TASK INSTRUCTIONS
Write out the material again word for word, dropping any images it holds.

========

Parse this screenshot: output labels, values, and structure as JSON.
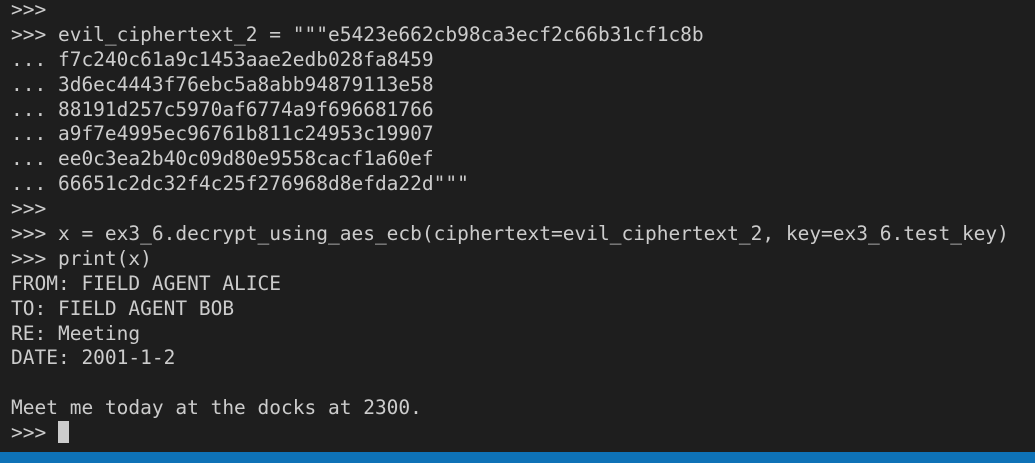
{
  "terminal": {
    "lines": [
      ">>>",
      ">>> evil_ciphertext_2 = \"\"\"e5423e662cb98ca3ecf2c66b31cf1c8b",
      "... f7c240c61a9c1453aae2edb028fa8459",
      "... 3d6ec4443f76ebc5a8abb94879113e58",
      "... 88191d257c5970af6774a9f696681766",
      "... a9f7e4995ec96761b811c24953c19907",
      "... ee0c3ea2b40c09d80e9558cacf1a60ef",
      "... 66651c2dc32f4c25f276968d8efda22d\"\"\"",
      ">>>",
      ">>> x = ex3_6.decrypt_using_aes_ecb(ciphertext=evil_ciphertext_2, key=ex3_6.test_key)",
      ">>> print(x)",
      "FROM: FIELD AGENT ALICE",
      "TO: FIELD AGENT BOB",
      "RE: Meeting",
      "DATE: 2001-1-2",
      "",
      "Meet me today at the docks at 2300."
    ],
    "prompt": ">>> "
  },
  "colors": {
    "background": "#1e1e1e",
    "text": "#cccccc",
    "statusbar": "#0e72b7"
  }
}
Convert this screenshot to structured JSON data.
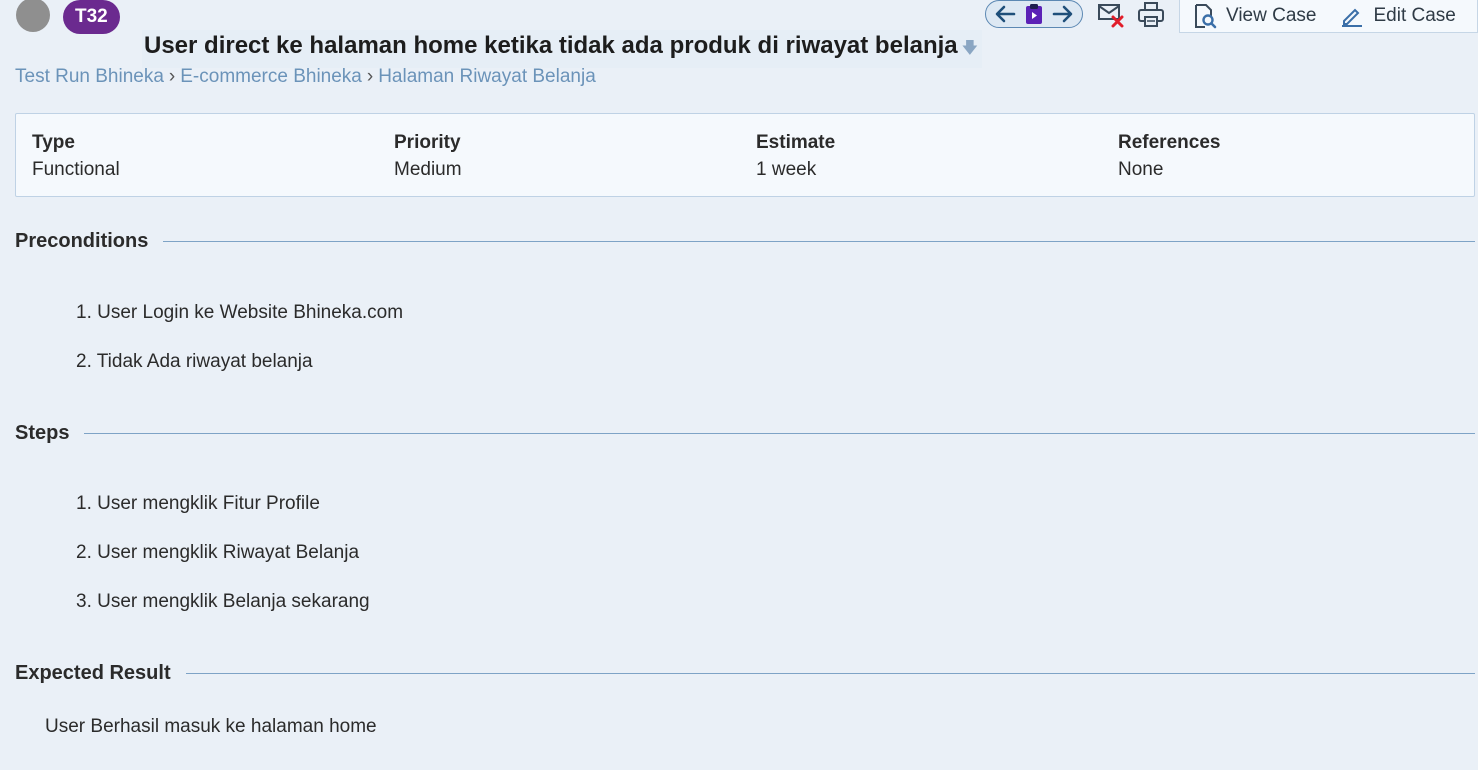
{
  "header": {
    "case_id": "T32",
    "title": "User direct ke halaman home ketika tidak ada produk di riwayat belanja",
    "view_case_label": "View Case",
    "edit_case_label": "Edit Case"
  },
  "breadcrumb": [
    "Test Run Bhineka",
    "E-commerce Bhineka",
    "Halaman Riwayat Belanja"
  ],
  "info": {
    "type_label": "Type",
    "type_value": "Functional",
    "priority_label": "Priority",
    "priority_value": "Medium",
    "estimate_label": "Estimate",
    "estimate_value": "1 week",
    "references_label": "References",
    "references_value": "None"
  },
  "preconditions": {
    "label": "Preconditions",
    "items": [
      "1. User Login ke Website Bhineka.com",
      "2. Tidak Ada riwayat belanja"
    ]
  },
  "steps": {
    "label": "Steps",
    "items": [
      "1. User mengklik Fitur Profile",
      "2. User mengklik Riwayat Belanja",
      "3. User mengklik Belanja sekarang"
    ]
  },
  "expected": {
    "label": "Expected Result",
    "text": "User Berhasil masuk ke halaman home"
  },
  "colors": {
    "background": "#eaf0f7",
    "case_badge": "#6b2a8f",
    "link": "#6b93b9",
    "rule": "#7ea3c6"
  },
  "icons": [
    "arrow-left-icon",
    "clipboard-icon",
    "arrow-right-icon",
    "mail-x-icon",
    "printer-icon",
    "document-search-icon",
    "pencil-icon",
    "arrow-down-icon"
  ]
}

========

SOLUTION TO THIS EXERCISE
Parse this screenshot: output labels, values, and structure as JSON.
{
  "terminal": {
    "lines": [
      ">>>",
      ">>> evil_ciphertext_2 = \"\"\"e5423e662cb98ca3ecf2c66b31cf1c8b",
      "... f7c240c61a9c1453aae2edb028fa8459",
      "... 3d6ec4443f76ebc5a8abb94879113e58",
      "... 88191d257c5970af6774a9f696681766",
      "... a9f7e4995ec96761b811c24953c19907",
      "... ee0c3ea2b40c09d80e9558cacf1a60ef",
      "... 66651c2dc32f4c25f276968d8efda22d\"\"\"",
      ">>>",
      ">>> x = ex3_6.decrypt_using_aes_ecb(ciphertext=evil_ciphertext_2, key=ex3_6.test_key)",
      ">>> print(x)",
      "FROM: FIELD AGENT ALICE",
      "TO: FIELD AGENT BOB",
      "RE: Meeting",
      "DATE: 2001-1-2",
      "",
      "Meet me today at the docks at 2300."
    ],
    "prompt": ">>> "
  },
  "colors": {
    "background": "#1e1e1e",
    "text": "#cccccc",
    "statusbar": "#0e72b7"
  }
}
Convert this screenshot to structured JSON data.
{
  "header": {
    "case_id": "T32",
    "title": "User direct ke halaman home ketika tidak ada produk di riwayat belanja",
    "view_case_label": "View Case",
    "edit_case_label": "Edit Case"
  },
  "breadcrumb": [
    "Test Run Bhineka",
    "E-commerce Bhineka",
    "Halaman Riwayat Belanja"
  ],
  "info": {
    "type_label": "Type",
    "type_value": "Functional",
    "priority_label": "Priority",
    "priority_value": "Medium",
    "estimate_label": "Estimate",
    "estimate_value": "1 week",
    "references_label": "References",
    "references_value": "None"
  },
  "preconditions": {
    "label": "Preconditions",
    "items": [
      "1. User Login ke Website Bhineka.com",
      "2. Tidak Ada riwayat belanja"
    ]
  },
  "steps": {
    "label": "Steps",
    "items": [
      "1. User mengklik Fitur Profile",
      "2. User mengklik Riwayat Belanja",
      "3. User mengklik Belanja sekarang"
    ]
  },
  "expected": {
    "label": "Expected Result",
    "text": "User Berhasil masuk ke halaman home"
  },
  "colors": {
    "background": "#eaf0f7",
    "case_badge": "#6b2a8f",
    "link": "#6b93b9",
    "rule": "#7ea3c6"
  },
  "icons": [
    "arrow-left-icon",
    "clipboard-icon",
    "arrow-right-icon",
    "mail-x-icon",
    "printer-icon",
    "document-search-icon",
    "pencil-icon",
    "arrow-down-icon"
  ]
}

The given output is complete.